简短任务: 将下面条目中从含有“manager-icon: 👔 [293, 90, 313, 108]”的那一行起，到含有“action-item: Выставить на трансфер”的那一行为止（两端都算在内）的各行原样照抄一遍。

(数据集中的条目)
# # # # # # #
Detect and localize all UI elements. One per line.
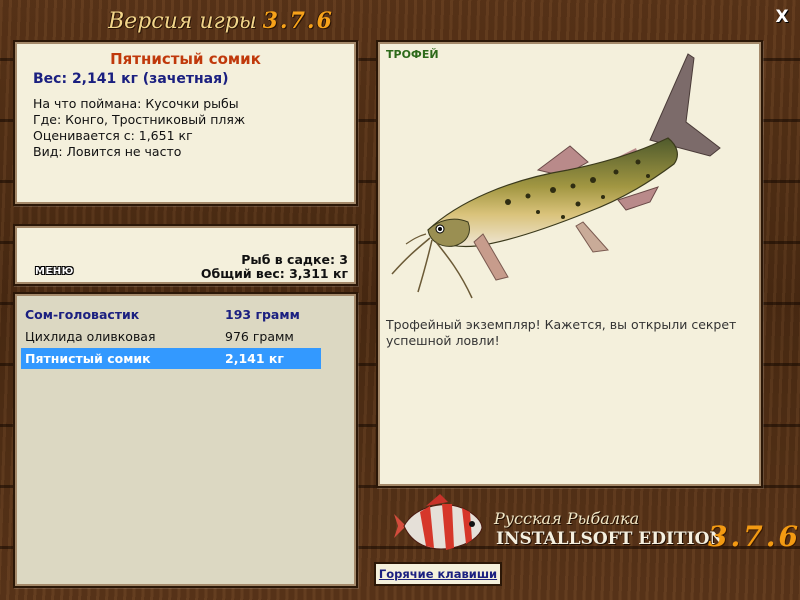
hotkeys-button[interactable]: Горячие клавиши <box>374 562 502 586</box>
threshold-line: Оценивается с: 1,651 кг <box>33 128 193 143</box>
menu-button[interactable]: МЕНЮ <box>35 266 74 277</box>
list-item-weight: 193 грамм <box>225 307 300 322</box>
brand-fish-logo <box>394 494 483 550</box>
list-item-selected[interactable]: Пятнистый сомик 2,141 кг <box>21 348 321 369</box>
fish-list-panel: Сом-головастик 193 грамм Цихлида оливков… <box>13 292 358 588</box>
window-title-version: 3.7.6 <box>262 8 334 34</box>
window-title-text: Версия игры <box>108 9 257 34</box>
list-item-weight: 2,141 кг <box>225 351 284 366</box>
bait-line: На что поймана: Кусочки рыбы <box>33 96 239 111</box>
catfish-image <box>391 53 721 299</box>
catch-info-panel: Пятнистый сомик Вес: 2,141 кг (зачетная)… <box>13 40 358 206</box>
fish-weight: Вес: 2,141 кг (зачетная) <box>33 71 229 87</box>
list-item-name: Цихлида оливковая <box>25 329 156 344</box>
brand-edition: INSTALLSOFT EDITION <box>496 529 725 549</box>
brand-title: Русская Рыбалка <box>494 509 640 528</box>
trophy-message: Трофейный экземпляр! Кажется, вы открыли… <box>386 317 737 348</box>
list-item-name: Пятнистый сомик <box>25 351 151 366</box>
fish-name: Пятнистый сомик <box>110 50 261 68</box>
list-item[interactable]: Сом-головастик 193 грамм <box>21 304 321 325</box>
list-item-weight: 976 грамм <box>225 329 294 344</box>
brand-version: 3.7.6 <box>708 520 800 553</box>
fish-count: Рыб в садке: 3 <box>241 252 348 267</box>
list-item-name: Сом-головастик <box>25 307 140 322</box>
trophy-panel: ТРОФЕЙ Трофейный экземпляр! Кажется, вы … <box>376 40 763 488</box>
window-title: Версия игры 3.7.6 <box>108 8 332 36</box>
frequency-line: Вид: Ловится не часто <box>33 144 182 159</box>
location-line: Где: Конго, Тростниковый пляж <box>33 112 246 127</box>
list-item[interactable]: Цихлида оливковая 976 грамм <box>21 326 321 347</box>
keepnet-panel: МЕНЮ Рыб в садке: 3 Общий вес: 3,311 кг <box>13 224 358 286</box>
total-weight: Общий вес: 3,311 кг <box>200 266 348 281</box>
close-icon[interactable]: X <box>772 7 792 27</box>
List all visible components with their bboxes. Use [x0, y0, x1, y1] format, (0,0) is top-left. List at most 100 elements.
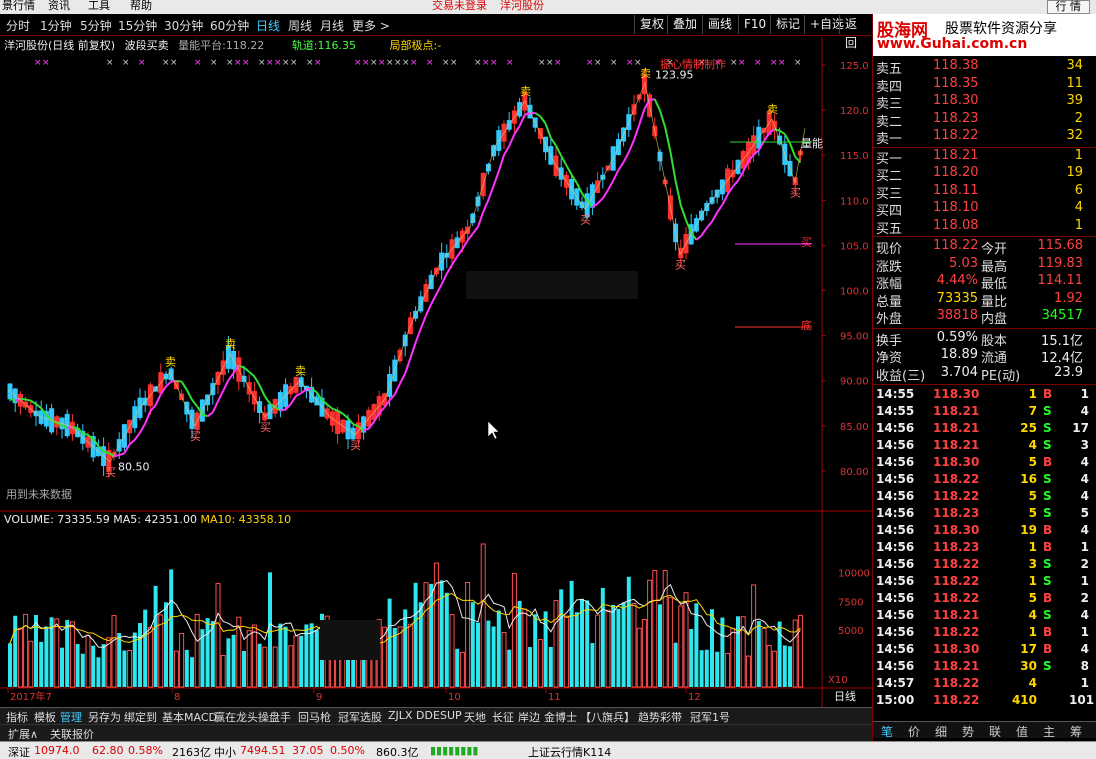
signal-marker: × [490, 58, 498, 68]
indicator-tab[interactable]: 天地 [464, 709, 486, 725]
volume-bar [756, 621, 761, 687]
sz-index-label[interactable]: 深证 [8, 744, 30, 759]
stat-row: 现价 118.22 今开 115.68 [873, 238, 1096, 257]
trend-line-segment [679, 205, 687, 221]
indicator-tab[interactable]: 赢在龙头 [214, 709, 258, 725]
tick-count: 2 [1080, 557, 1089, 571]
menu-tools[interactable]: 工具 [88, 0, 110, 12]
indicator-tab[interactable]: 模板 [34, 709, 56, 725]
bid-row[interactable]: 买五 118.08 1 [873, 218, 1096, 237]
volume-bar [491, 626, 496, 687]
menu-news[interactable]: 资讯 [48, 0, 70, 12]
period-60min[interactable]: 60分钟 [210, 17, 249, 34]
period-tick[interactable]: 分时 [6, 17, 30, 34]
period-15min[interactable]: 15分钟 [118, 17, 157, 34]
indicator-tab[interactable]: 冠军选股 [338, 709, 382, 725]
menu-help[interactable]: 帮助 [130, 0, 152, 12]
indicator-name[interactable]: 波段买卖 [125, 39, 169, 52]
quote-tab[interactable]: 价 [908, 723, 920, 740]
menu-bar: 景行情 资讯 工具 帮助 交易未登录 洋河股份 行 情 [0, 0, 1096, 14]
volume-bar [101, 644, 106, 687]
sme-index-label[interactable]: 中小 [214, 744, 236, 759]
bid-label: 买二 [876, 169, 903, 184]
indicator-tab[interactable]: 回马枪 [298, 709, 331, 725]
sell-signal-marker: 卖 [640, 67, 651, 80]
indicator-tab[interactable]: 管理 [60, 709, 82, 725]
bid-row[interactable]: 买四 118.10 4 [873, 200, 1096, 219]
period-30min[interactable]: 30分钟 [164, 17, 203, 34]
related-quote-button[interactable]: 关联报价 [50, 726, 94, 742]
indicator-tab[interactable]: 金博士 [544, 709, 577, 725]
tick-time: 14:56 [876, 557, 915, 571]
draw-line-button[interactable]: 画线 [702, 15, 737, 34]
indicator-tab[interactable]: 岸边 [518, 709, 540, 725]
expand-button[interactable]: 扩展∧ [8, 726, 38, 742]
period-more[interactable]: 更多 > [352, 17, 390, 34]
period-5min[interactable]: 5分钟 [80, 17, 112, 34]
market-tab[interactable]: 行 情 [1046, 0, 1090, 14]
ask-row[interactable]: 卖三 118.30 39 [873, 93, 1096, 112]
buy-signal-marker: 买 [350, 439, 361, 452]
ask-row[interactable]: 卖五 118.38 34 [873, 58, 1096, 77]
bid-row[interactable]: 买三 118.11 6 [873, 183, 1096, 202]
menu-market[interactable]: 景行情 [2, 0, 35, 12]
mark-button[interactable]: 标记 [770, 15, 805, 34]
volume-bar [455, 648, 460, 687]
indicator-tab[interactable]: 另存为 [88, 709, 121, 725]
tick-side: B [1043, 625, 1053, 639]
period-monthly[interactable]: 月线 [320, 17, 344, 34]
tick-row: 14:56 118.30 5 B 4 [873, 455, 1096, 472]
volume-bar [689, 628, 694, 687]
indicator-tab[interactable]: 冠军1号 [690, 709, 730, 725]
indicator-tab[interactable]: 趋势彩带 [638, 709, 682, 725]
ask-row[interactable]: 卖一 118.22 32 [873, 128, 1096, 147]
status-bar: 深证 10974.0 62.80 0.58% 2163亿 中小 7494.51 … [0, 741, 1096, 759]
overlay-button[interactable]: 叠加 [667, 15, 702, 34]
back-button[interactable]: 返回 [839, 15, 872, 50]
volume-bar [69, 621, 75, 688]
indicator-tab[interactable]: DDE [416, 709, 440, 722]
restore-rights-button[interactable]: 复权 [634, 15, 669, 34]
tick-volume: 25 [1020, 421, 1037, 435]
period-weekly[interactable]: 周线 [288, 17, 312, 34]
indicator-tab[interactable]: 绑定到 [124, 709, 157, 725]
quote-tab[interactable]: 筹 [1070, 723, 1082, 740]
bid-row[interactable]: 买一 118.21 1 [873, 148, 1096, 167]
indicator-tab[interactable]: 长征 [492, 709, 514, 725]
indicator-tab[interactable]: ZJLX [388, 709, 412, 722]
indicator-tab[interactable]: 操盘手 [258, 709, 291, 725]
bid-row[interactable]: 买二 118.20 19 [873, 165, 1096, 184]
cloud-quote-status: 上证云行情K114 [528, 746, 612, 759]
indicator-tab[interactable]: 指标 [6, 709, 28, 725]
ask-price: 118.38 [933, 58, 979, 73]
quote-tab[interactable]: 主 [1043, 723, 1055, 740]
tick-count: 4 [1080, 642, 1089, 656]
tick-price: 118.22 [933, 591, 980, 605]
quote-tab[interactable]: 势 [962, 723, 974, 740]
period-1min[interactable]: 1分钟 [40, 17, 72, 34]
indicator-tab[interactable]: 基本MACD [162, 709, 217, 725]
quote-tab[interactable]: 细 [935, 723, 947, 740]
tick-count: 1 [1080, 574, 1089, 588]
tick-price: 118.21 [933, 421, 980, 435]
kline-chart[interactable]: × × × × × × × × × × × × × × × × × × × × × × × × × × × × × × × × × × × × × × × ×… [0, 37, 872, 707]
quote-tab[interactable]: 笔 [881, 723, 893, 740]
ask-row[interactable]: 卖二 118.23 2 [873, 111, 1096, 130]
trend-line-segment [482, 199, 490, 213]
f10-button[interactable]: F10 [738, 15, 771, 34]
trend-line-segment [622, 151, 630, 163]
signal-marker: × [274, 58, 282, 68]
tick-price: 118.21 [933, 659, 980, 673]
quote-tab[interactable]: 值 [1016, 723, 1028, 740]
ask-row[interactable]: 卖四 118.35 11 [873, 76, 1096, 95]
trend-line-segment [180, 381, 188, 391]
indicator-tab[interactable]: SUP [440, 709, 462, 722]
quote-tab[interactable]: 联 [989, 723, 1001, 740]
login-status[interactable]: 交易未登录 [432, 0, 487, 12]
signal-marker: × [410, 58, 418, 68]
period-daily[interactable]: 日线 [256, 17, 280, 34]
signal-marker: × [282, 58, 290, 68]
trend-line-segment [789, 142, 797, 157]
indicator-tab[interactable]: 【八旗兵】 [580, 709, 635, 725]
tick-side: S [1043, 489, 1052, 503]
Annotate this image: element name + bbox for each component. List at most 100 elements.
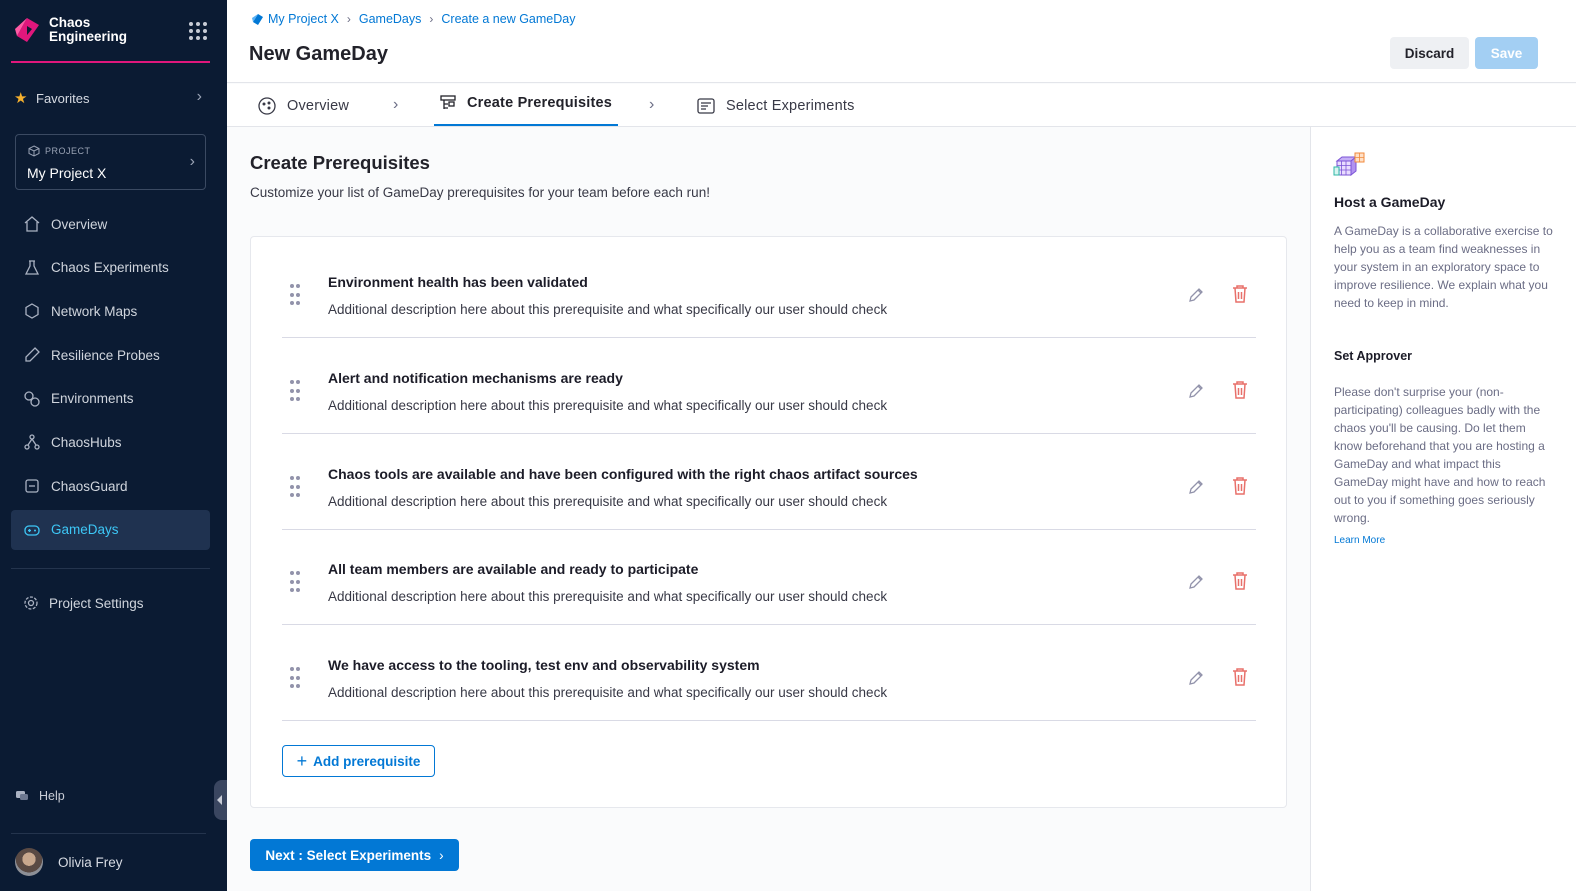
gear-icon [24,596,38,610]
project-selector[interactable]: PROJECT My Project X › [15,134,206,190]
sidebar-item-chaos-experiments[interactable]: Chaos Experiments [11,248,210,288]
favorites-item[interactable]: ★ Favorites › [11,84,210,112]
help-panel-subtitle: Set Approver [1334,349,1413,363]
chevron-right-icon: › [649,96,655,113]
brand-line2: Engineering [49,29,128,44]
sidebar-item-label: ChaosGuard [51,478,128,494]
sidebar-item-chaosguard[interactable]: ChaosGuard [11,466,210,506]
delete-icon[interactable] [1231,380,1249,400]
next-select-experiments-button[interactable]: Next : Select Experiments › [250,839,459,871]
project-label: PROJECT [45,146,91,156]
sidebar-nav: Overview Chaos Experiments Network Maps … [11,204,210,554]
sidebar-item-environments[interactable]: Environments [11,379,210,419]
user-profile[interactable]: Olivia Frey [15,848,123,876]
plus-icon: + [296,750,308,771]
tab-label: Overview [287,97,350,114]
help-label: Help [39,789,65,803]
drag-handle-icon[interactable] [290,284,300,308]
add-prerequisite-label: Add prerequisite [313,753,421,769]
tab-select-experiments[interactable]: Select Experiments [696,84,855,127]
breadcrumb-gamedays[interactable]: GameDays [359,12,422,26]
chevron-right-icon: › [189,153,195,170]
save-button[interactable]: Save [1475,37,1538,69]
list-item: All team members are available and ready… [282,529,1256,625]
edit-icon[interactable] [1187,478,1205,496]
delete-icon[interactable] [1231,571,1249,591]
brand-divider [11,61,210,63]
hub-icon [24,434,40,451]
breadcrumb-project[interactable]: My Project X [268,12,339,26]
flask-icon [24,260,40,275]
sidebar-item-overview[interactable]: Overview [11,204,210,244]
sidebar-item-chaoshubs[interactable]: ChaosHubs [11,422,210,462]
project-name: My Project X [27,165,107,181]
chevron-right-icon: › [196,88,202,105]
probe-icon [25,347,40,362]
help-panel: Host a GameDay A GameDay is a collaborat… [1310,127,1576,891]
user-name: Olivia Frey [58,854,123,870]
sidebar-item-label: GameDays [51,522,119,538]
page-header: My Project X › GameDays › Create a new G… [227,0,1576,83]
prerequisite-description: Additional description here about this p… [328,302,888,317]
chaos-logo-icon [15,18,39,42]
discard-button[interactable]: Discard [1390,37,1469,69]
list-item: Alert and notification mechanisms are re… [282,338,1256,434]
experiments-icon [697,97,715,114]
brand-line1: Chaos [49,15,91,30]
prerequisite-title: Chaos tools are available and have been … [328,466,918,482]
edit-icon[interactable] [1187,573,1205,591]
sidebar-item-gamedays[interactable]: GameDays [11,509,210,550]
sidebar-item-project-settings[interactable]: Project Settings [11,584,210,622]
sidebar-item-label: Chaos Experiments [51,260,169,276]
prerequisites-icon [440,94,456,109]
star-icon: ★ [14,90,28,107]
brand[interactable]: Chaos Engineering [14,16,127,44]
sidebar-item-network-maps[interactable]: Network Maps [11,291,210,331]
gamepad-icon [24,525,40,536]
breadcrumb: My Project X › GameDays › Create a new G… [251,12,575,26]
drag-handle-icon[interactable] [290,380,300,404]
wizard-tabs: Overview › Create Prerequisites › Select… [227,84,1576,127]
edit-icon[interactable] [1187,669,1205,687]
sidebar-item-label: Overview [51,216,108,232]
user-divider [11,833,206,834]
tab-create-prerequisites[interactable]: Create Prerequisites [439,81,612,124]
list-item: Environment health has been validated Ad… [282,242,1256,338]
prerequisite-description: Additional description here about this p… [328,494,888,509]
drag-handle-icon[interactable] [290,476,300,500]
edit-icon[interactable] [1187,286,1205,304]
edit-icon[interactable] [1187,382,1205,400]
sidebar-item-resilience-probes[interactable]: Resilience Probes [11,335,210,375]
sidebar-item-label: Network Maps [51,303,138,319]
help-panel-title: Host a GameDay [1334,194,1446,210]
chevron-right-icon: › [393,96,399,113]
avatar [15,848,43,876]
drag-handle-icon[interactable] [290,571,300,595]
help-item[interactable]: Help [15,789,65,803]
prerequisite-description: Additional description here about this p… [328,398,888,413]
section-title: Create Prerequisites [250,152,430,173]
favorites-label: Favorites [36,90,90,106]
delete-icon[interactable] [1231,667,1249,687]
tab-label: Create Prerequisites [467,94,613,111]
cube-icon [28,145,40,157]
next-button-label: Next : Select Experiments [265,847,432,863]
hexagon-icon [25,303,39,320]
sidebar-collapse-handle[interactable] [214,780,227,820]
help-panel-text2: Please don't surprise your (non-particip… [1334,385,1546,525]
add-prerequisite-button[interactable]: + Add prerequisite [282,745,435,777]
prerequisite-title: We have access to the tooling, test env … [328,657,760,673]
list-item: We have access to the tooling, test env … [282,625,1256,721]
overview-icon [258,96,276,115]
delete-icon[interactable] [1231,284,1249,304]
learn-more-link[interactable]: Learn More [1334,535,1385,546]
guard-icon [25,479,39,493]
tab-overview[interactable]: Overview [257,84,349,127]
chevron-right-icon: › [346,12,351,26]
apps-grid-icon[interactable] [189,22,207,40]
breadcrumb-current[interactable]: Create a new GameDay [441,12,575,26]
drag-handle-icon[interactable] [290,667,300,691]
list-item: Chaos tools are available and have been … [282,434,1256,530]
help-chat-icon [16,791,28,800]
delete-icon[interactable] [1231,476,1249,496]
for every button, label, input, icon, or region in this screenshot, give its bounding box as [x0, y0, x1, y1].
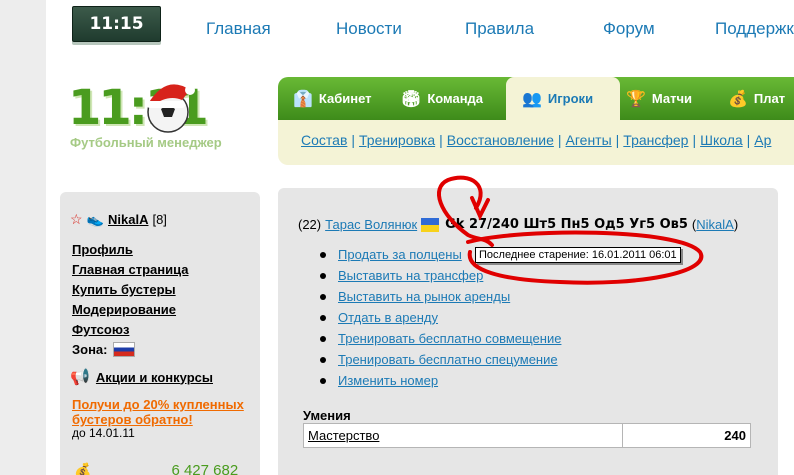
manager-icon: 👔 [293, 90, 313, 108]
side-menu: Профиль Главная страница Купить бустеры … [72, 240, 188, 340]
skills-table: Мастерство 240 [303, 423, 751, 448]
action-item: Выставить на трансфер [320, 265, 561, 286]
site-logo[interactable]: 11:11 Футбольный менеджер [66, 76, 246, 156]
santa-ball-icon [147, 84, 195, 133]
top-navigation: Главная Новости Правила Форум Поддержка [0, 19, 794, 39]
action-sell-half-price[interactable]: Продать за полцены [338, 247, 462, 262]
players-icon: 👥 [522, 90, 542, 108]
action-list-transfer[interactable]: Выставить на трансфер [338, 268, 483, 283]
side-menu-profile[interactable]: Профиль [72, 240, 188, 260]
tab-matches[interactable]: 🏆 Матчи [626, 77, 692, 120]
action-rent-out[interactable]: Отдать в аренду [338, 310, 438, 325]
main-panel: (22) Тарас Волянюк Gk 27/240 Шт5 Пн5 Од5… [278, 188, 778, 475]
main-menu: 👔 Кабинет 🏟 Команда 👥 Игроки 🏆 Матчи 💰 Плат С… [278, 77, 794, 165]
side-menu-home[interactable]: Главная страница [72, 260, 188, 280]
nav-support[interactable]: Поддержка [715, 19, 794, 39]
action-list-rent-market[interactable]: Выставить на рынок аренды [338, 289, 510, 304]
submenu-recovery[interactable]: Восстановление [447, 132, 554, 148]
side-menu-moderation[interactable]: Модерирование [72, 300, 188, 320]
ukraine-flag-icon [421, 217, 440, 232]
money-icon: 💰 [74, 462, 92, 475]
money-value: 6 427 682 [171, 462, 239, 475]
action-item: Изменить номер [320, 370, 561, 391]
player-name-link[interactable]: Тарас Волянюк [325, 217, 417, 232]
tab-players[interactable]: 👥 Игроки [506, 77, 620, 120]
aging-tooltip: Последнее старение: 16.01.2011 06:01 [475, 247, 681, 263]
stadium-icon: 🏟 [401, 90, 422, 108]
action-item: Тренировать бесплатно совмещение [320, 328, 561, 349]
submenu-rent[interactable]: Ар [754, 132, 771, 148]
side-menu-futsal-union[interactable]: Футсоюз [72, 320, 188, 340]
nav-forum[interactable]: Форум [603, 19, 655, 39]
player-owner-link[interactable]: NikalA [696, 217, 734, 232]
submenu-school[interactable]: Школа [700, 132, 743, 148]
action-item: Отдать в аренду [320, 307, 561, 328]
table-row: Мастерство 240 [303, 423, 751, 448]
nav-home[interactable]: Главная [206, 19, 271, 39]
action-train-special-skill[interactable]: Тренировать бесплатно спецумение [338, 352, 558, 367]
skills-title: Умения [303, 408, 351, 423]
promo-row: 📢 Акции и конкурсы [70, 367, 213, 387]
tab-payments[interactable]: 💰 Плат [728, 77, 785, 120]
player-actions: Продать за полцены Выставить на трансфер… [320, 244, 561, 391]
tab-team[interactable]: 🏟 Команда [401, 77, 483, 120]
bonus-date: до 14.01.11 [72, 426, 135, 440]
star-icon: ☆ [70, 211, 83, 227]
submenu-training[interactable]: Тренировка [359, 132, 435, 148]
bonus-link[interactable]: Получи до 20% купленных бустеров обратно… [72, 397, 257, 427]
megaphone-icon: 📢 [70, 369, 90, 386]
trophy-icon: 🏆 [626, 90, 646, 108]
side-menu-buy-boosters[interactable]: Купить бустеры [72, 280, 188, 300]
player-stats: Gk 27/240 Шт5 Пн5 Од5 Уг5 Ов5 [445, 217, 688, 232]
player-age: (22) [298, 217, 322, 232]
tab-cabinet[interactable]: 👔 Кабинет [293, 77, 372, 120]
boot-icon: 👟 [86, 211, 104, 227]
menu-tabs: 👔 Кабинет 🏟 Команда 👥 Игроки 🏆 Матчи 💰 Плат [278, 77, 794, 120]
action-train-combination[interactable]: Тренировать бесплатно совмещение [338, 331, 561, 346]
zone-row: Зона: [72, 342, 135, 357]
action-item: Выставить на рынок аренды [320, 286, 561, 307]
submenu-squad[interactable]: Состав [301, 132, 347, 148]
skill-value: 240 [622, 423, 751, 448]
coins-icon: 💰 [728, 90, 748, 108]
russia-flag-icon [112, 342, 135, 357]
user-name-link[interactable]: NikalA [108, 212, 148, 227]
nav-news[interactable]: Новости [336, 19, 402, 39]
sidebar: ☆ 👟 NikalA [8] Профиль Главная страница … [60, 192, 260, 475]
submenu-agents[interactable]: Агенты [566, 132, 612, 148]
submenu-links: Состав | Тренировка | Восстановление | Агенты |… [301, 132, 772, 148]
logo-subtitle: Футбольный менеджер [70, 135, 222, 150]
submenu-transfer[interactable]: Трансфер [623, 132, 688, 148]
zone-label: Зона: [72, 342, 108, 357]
# # # # # # #
本题答案:
manager-icon: 👔 [293, 90, 313, 108]
side-menu: Профиль Главная страница Купить бустеры … [72, 240, 188, 340]
skills-table: Мастерство 240 [303, 423, 751, 448]
action-item: Выставить на трансфер [320, 265, 561, 286]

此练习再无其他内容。